## Data to process
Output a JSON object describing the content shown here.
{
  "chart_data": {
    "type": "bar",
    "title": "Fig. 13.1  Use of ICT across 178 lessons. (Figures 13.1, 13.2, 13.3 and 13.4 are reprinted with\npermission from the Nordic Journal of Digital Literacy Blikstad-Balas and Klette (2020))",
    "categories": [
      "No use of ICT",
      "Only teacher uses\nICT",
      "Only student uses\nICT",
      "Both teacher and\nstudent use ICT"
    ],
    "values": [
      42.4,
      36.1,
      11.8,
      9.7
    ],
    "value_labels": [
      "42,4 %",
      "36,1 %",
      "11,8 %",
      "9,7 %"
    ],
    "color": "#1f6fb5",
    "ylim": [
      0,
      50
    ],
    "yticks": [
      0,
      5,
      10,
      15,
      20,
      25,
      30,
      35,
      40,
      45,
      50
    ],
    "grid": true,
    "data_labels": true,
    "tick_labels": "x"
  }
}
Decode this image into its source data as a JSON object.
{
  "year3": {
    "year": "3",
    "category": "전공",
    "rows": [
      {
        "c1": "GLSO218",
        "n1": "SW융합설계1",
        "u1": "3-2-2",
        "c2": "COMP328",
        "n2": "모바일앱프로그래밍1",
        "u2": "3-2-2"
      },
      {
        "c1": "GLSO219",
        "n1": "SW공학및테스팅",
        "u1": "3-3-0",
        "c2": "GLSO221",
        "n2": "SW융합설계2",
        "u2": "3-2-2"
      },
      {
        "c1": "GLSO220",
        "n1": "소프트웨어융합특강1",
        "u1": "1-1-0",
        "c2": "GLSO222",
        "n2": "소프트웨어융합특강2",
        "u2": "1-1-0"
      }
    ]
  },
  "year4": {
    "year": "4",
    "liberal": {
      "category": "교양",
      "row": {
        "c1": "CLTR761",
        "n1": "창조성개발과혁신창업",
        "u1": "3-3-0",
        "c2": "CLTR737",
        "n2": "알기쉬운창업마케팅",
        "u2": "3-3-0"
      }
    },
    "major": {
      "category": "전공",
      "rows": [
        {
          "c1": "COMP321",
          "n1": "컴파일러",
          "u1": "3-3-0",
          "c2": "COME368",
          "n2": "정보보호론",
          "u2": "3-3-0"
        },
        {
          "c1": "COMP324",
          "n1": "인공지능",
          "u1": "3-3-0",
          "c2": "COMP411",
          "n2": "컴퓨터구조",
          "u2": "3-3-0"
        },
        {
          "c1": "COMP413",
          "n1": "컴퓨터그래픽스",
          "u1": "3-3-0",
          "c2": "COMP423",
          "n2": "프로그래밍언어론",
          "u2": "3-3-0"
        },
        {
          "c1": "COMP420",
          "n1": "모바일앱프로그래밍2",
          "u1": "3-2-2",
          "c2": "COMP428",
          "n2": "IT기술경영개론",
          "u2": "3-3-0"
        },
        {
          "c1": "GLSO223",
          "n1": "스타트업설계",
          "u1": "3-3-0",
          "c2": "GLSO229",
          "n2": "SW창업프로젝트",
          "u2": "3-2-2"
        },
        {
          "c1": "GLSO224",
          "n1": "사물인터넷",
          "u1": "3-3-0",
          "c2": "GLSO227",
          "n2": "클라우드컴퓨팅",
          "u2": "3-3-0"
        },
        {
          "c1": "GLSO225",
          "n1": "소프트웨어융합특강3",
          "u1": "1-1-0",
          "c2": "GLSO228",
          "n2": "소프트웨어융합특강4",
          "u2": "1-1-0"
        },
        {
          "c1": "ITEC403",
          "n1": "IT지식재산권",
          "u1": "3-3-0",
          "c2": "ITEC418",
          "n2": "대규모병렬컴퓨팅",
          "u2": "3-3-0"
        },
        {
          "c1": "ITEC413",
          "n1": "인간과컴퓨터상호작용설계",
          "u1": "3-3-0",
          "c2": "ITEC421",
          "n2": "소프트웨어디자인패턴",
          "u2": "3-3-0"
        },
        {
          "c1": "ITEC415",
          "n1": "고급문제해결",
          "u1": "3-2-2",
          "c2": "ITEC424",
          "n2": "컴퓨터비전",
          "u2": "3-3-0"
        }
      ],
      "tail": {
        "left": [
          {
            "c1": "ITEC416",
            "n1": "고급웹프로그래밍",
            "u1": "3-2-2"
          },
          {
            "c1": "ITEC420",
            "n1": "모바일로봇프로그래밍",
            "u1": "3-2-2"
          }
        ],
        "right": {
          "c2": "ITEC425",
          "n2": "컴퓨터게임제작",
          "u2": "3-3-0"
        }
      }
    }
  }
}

## Exercise aim
Each record above must be given again exactly.

## Solution for this problem
Output a JSON object describing the content shown here.
{
  "chart_data": {
    "type": "bar",
    "title": "Fig. 13.1  Use of ICT across 178 lessons. (Figures 13.1, 13.2, 13.3 and 13.4 are reprinted with\npermission from the Nordic Journal of Digital Literacy Blikstad-Balas and Klette (2020))",
    "categories": [
      "No use of ICT",
      "Only teacher uses\nICT",
      "Only student uses\nICT",
      "Both teacher and\nstudent use ICT"
    ],
    "values": [
      42.4,
      36.1,
      11.8,
      9.7
    ],
    "value_labels": [
      "42,4 %",
      "36,1 %",
      "11,8 %",
      "9,7 %"
    ],
    "color": "#1f6fb5",
    "ylim": [
      0,
      50
    ],
    "yticks": [
      0,
      5,
      10,
      15,
      20,
      25,
      30,
      35,
      40,
      45,
      50
    ],
    "grid": true,
    "data_labels": true,
    "tick_labels": "x"
  }
}
Decode this image into its source data as a JSON object.
{
  "year3": {
    "year": "3",
    "category": "전공",
    "rows": [
      {
        "c1": "GLSO218",
        "n1": "SW융합설계1",
        "u1": "3-2-2",
        "c2": "COMP328",
        "n2": "모바일앱프로그래밍1",
        "u2": "3-2-2"
      },
      {
        "c1": "GLSO219",
        "n1": "SW공학및테스팅",
        "u1": "3-3-0",
        "c2": "GLSO221",
        "n2": "SW융합설계2",
        "u2": "3-2-2"
      },
      {
        "c1": "GLSO220",
        "n1": "소프트웨어융합특강1",
        "u1": "1-1-0",
        "c2": "GLSO222",
        "n2": "소프트웨어융합특강2",
        "u2": "1-1-0"
      }
    ]
  },
  "year4": {
    "year": "4",
    "liberal": {
      "category": "교양",
      "row": {
        "c1": "CLTR761",
        "n1": "창조성개발과혁신창업",
        "u1": "3-3-0",
        "c2": "CLTR737",
        "n2": "알기쉬운창업마케팅",
        "u2": "3-3-0"
      }
    },
    "major": {
      "category": "전공",
      "rows": [
        {
          "c1": "COMP321",
          "n1": "컴파일러",
          "u1": "3-3-0",
          "c2": "COME368",
          "n2": "정보보호론",
          "u2": "3-3-0"
        },
        {
          "c1": "COMP324",
          "n1": "인공지능",
          "u1": "3-3-0",
          "c2": "COMP411",
          "n2": "컴퓨터구조",
          "u2": "3-3-0"
        },
        {
          "c1": "COMP413",
          "n1": "컴퓨터그래픽스",
          "u1": "3-3-0",
          "c2": "COMP423",
          "n2": "프로그래밍언어론",
          "u2": "3-3-0"
        },
        {
          "c1": "COMP420",
          "n1": "모바일앱프로그래밍2",
          "u1": "3-2-2",
          "c2": "COMP428",
          "n2": "IT기술경영개론",
          "u2": "3-3-0"
        },
        {
          "c1": "GLSO223",
          "n1": "스타트업설계",
          "u1": "3-3-0",
          "c2": "GLSO229",
          "n2": "SW창업프로젝트",
          "u2": "3-2-2"
        },
        {
          "c1": "GLSO224",
          "n1": "사물인터넷",
          "u1": "3-3-0",
          "c2": "GLSO227",
          "n2": "클라우드컴퓨팅",
          "u2": "3-3-0"
        },
        {
          "c1": "GLSO225",
          "n1": "소프트웨어융합특강3",
          "u1": "1-1-0",
          "c2": "GLSO228",
          "n2": "소프트웨어융합특강4",
          "u2": "1-1-0"
        },
        {
          "c1": "ITEC403",
          "n1": "IT지식재산권",
          "u1": "3-3-0",
          "c2": "ITEC418",
          "n2": "대규모병렬컴퓨팅",
          "u2": "3-3-0"
        },
        {
          "c1": "ITEC413",
          "n1": "인간과컴퓨터상호작용설계",
          "u1": "3-3-0",
          "c2": "ITEC421",
          "n2": "소프트웨어디자인패턴",
          "u2": "3-3-0"
        },
        {
          "c1": "ITEC415",
          "n1": "고급문제해결",
          "u1": "3-2-2",
          "c2": "ITEC424",
          "n2": "컴퓨터비전",
          "u2": "3-3-0"
        }
      ],
      "tail": {
        "left": [
          {
            "c1": "ITEC416",
            "n1": "고급웹프로그래밍",
            "u1": "3-2-2"
          },
          {
            "c1": "ITEC420",
            "n1": "모바일로봇프로그래밍",
            "u1": "3-2-2"
          }
        ],
        "right": {
          "c2": "ITEC425",
          "n2": "컴퓨터게임제작",
          "u2": "3-3-0"
        }
      }
    }
  }
}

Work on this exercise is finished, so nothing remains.